[Collected data]

▼

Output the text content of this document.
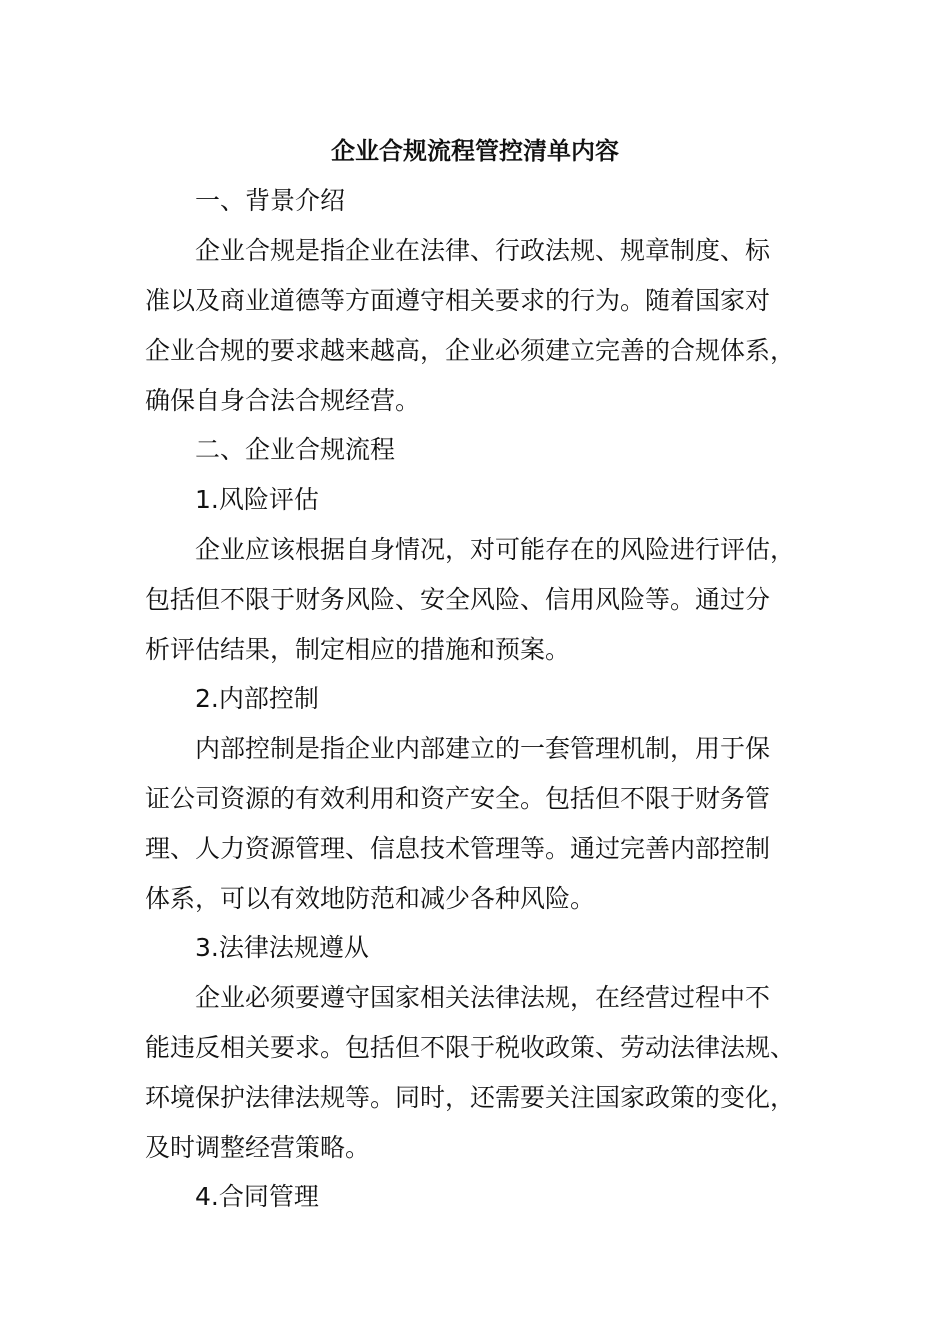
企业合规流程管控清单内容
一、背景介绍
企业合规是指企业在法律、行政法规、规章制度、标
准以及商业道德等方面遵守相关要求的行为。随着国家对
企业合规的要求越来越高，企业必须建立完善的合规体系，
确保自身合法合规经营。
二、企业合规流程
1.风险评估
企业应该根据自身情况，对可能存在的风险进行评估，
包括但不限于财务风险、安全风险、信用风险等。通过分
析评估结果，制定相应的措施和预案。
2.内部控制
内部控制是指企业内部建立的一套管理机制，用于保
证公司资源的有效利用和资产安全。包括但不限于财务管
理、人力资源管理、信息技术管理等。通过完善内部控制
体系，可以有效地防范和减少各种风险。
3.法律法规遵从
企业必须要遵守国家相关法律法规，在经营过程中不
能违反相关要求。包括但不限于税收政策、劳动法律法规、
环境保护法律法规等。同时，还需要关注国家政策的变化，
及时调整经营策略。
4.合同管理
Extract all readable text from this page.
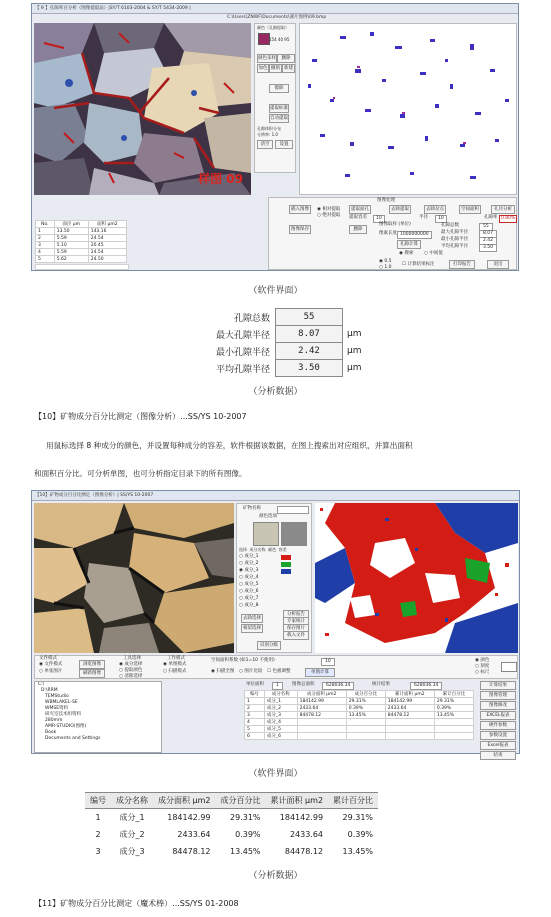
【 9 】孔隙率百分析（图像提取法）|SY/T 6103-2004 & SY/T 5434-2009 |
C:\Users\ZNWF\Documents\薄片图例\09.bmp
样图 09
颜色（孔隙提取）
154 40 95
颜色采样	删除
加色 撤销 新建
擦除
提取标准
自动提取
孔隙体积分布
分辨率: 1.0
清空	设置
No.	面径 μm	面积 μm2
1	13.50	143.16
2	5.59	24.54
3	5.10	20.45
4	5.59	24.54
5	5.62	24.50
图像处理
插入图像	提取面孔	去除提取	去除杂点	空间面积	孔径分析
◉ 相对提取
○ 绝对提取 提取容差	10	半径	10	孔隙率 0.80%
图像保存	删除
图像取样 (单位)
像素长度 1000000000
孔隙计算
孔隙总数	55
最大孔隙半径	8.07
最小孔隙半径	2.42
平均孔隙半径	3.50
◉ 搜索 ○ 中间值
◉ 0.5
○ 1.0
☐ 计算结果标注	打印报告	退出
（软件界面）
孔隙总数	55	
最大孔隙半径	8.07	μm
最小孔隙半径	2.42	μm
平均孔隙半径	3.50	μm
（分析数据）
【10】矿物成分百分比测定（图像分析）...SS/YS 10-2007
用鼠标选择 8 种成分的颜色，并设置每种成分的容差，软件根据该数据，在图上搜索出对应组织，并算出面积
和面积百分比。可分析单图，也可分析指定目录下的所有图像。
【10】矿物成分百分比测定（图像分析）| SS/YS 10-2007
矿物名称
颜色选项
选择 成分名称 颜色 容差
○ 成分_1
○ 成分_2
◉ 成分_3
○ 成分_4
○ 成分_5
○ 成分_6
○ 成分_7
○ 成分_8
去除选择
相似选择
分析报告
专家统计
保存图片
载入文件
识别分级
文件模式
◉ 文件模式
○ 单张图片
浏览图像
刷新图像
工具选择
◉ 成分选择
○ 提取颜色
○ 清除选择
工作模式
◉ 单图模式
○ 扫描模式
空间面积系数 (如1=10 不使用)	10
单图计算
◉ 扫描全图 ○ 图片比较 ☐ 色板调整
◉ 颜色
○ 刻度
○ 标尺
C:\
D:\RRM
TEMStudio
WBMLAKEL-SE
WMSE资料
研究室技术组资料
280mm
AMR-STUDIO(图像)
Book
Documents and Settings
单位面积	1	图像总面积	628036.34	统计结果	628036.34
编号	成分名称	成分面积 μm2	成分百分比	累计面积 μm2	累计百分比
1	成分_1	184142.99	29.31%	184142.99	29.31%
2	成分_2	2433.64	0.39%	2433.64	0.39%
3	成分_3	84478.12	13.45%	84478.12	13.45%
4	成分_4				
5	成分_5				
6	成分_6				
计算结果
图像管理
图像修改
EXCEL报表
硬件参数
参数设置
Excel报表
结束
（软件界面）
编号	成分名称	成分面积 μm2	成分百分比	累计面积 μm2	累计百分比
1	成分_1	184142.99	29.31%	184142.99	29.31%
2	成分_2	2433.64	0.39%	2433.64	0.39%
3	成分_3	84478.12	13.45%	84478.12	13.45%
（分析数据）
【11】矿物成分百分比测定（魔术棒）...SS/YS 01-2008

▲
▼

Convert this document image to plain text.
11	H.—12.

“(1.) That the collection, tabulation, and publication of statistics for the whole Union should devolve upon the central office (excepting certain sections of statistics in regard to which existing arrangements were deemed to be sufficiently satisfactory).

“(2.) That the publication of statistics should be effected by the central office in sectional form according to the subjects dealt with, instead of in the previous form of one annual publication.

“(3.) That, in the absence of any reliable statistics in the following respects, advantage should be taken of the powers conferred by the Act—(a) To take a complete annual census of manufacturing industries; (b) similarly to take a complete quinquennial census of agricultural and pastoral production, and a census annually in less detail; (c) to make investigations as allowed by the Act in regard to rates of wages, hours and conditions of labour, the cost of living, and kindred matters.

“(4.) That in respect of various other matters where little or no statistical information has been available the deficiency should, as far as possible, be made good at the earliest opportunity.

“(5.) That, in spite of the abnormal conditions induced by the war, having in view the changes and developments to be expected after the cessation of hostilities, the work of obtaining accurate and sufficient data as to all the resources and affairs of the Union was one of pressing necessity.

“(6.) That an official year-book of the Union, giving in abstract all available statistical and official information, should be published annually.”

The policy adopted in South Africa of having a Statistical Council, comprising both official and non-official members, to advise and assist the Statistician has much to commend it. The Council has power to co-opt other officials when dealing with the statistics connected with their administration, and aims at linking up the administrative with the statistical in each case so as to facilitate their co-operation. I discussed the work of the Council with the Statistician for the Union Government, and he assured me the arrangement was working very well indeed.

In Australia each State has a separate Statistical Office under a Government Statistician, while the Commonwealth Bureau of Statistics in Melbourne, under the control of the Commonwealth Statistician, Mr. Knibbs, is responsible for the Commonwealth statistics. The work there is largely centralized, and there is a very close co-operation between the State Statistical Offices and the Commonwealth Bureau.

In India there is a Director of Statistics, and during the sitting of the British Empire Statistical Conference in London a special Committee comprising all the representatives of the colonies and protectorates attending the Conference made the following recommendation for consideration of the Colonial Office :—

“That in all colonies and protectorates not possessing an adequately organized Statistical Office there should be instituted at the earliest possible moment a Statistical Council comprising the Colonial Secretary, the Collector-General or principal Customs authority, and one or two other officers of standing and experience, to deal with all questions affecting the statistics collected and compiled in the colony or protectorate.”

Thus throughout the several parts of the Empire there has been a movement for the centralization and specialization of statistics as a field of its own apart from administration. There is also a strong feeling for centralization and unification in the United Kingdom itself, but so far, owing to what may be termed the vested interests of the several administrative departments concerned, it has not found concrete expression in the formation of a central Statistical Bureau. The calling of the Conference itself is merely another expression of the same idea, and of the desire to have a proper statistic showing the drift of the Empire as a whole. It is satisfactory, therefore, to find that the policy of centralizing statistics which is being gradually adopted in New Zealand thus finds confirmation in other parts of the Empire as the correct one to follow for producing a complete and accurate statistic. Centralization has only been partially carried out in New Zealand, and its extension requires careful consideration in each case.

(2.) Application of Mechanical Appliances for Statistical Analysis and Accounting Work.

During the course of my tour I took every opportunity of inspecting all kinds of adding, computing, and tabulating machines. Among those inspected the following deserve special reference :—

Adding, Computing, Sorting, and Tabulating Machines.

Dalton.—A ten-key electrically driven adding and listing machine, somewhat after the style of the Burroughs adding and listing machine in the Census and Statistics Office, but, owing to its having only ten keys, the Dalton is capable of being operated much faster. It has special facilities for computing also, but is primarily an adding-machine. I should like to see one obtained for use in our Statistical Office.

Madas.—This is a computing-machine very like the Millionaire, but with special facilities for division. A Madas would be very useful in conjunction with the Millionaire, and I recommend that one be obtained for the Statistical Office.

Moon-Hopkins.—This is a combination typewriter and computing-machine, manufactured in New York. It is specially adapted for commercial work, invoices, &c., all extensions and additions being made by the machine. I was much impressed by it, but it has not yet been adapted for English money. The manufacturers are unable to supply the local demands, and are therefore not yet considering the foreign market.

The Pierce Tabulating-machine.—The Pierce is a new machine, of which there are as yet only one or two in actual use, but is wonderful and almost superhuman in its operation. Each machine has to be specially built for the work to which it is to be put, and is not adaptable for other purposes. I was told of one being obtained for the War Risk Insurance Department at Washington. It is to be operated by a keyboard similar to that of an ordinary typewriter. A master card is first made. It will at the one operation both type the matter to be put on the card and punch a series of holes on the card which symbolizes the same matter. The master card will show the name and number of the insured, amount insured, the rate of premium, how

▲
▼

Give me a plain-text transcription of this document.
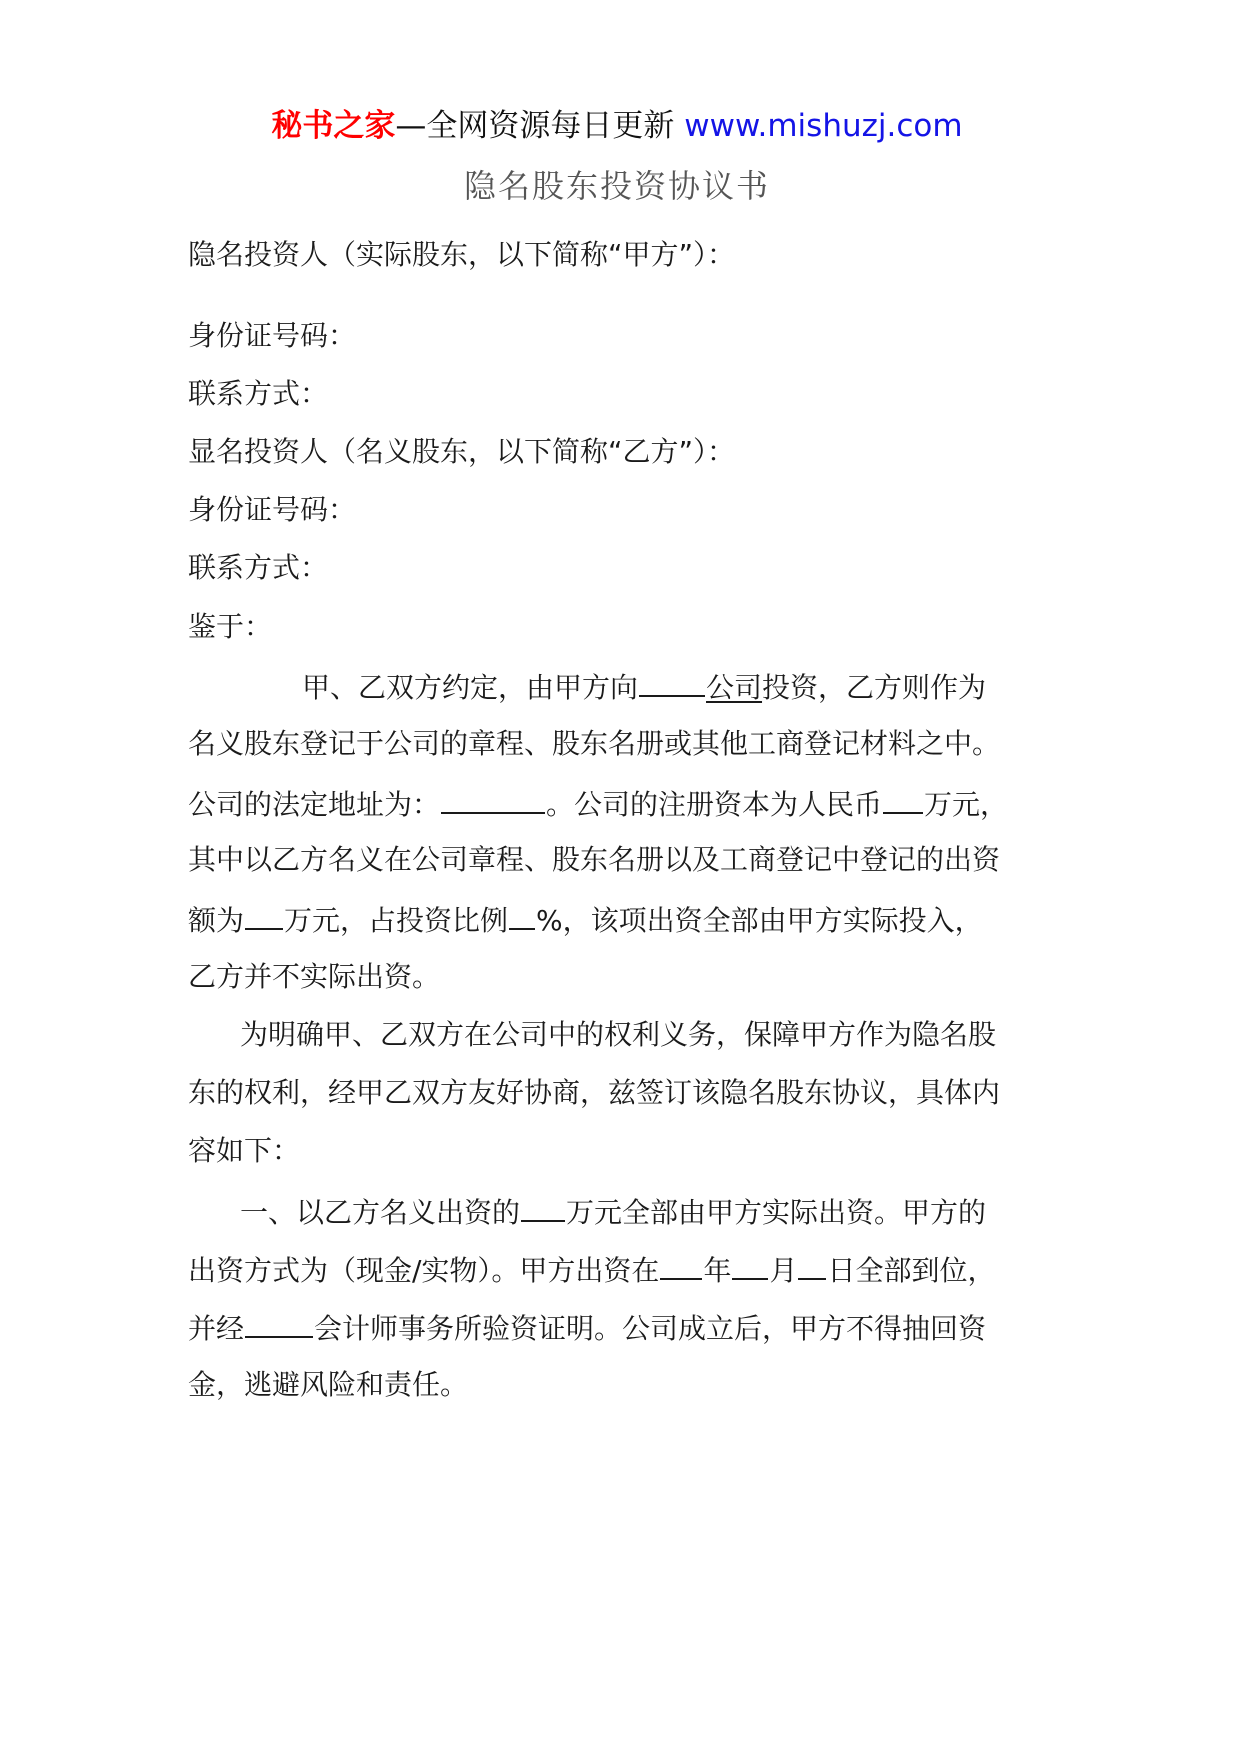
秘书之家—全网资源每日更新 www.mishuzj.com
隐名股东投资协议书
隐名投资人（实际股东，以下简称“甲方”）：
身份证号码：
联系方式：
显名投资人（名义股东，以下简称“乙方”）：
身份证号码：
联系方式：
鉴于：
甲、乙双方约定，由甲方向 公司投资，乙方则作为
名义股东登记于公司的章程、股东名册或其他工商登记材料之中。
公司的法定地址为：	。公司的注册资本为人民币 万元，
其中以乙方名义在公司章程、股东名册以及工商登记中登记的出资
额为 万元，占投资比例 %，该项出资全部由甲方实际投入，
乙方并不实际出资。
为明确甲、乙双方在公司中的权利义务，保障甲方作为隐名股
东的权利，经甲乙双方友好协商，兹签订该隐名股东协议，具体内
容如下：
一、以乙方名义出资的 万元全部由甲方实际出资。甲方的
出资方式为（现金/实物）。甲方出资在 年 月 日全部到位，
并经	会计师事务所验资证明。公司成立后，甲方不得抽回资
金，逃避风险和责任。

▲

Locate the word "text" in the records and collect each line it appears in.

Output the text content of this document.
Extract all readable text from this page.
Convert this document image to plain text.
Give me a plain-text transcription of this document.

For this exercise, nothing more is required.